Data records
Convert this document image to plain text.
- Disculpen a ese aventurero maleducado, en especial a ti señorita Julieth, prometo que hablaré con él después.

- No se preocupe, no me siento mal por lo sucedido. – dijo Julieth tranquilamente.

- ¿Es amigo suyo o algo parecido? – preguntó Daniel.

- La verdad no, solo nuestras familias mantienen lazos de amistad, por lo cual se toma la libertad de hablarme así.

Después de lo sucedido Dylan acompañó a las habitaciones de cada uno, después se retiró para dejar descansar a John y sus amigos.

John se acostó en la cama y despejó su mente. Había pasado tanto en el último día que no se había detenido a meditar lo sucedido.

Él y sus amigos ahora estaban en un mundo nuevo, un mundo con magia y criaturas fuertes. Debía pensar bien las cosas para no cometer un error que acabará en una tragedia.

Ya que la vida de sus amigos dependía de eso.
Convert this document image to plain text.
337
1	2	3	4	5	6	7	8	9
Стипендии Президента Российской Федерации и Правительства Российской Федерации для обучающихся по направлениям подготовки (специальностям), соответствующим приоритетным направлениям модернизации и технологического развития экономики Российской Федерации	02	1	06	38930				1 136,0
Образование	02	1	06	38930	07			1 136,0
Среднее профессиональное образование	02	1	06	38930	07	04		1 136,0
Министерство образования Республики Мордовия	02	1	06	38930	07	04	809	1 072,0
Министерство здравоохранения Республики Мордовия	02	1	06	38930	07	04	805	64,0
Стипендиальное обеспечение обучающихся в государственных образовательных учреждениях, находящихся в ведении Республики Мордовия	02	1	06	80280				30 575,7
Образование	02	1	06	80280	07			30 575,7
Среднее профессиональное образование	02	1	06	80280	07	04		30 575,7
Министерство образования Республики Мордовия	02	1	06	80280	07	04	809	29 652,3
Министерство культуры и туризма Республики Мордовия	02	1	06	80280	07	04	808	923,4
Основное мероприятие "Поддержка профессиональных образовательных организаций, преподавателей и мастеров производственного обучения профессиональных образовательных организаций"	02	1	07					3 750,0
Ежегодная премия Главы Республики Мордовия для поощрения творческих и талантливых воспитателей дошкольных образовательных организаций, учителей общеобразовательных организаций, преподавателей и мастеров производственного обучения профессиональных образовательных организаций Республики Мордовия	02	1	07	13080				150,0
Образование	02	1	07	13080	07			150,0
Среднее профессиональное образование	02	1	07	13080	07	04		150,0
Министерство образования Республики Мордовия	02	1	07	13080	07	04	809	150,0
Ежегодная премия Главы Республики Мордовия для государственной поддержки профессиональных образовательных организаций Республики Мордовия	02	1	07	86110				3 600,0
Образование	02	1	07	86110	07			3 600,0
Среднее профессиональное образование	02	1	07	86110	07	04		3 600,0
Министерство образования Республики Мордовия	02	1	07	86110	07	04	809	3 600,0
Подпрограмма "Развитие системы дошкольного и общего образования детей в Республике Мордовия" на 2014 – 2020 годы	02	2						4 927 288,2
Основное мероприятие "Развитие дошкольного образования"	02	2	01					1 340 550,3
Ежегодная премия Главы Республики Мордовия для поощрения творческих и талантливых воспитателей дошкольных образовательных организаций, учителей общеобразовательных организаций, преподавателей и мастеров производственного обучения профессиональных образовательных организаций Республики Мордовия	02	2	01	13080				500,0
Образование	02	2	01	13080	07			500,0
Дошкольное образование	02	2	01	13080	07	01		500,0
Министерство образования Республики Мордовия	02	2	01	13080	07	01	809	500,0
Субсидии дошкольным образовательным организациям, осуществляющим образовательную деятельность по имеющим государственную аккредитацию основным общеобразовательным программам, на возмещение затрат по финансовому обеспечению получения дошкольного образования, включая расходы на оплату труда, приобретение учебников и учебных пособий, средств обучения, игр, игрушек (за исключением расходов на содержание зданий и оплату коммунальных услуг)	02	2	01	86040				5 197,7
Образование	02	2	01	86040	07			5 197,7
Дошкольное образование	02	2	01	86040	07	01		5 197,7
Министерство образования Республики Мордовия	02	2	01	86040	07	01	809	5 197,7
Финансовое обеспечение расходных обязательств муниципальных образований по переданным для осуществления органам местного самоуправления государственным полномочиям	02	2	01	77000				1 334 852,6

Task to carry out
Without changing a word, restate the whole listing.

Reply to the exercise
Convert this document image to plain text.
- Disculpen a ese aventurero maleducado, en especial a ti señorita Julieth, prometo que hablaré con él después.

- No se preocupe, no me siento mal por lo sucedido. – dijo Julieth tranquilamente.

- ¿Es amigo suyo o algo parecido? – preguntó Daniel.

- La verdad no, solo nuestras familias mantienen lazos de amistad, por lo cual se toma la libertad de hablarme así.

Después de lo sucedido Dylan acompañó a las habitaciones de cada uno, después se retiró para dejar descansar a John y sus amigos.

John se acostó en la cama y despejó su mente. Había pasado tanto en el último día que no se había detenido a meditar lo sucedido.

Él y sus amigos ahora estaban en un mundo nuevo, un mundo con magia y criaturas fuertes. Debía pensar bien las cosas para no cometer un error que acabará en una tragedia.

Ya que la vida de sus amigos dependía de eso.
Convert this document image to plain text.
337
1	2	3	4	5	6	7	8	9
Стипендии Президента Российской Федерации и Правительства Российской Федерации для обучающихся по направлениям подготовки (специальностям), соответствующим приоритетным направлениям модернизации и технологического развития экономики Российской Федерации	02	1	06	38930				1 136,0
Образование	02	1	06	38930	07			1 136,0
Среднее профессиональное образование	02	1	06	38930	07	04		1 136,0
Министерство образования Республики Мордовия	02	1	06	38930	07	04	809	1 072,0
Министерство здравоохранения Республики Мордовия	02	1	06	38930	07	04	805	64,0
Стипендиальное обеспечение обучающихся в государственных образовательных учреждениях, находящихся в ведении Республики Мордовия	02	1	06	80280				30 575,7
Образование	02	1	06	80280	07			30 575,7
Среднее профессиональное образование	02	1	06	80280	07	04		30 575,7
Министерство образования Республики Мордовия	02	1	06	80280	07	04	809	29 652,3
Министерство культуры и туризма Республики Мордовия	02	1	06	80280	07	04	808	923,4
Основное мероприятие "Поддержка профессиональных образовательных организаций, преподавателей и мастеров производственного обучения профессиональных образовательных организаций"	02	1	07					3 750,0
Ежегодная премия Главы Республики Мордовия для поощрения творческих и талантливых воспитателей дошкольных образовательных организаций, учителей общеобразовательных организаций, преподавателей и мастеров производственного обучения профессиональных образовательных организаций Республики Мордовия	02	1	07	13080				150,0
Образование	02	1	07	13080	07			150,0
Среднее профессиональное образование	02	1	07	13080	07	04		150,0
Министерство образования Республики Мордовия	02	1	07	13080	07	04	809	150,0
Ежегодная премия Главы Республики Мордовия для государственной поддержки профессиональных образовательных организаций Республики Мордовия	02	1	07	86110				3 600,0
Образование	02	1	07	86110	07			3 600,0
Среднее профессиональное образование	02	1	07	86110	07	04		3 600,0
Министерство образования Республики Мордовия	02	1	07	86110	07	04	809	3 600,0
Подпрограмма "Развитие системы дошкольного и общего образования детей в Республике Мордовия" на 2014 – 2020 годы	02	2						4 927 288,2
Основное мероприятие "Развитие дошкольного образования"	02	2	01					1 340 550,3
Ежегодная премия Главы Республики Мордовия для поощрения творческих и талантливых воспитателей дошкольных образовательных организаций, учителей общеобразовательных организаций, преподавателей и мастеров производственного обучения профессиональных образовательных организаций Республики Мордовия	02	2	01	13080				500,0
Образование	02	2	01	13080	07			500,0
Дошкольное образование	02	2	01	13080	07	01		500,0
Министерство образования Республики Мордовия	02	2	01	13080	07	01	809	500,0
Субсидии дошкольным образовательным организациям, осуществляющим образовательную деятельность по имеющим государственную аккредитацию основным общеобразовательным программам, на возмещение затрат по финансовому обеспечению получения дошкольного образования, включая расходы на оплату труда, приобретение учебников и учебных пособий, средств обучения, игр, игрушек (за исключением расходов на содержание зданий и оплату коммунальных услуг)	02	2	01	86040				5 197,7
Образование	02	2	01	86040	07			5 197,7
Дошкольное образование	02	2	01	86040	07	01		5 197,7
Министерство образования Республики Мордовия	02	2	01	86040	07	01	809	5 197,7
Финансовое обеспечение расходных обязательств муниципальных образований по переданным для осуществления органам местного самоуправления государственным полномочиям	02	2	01	77000				1 334 852,6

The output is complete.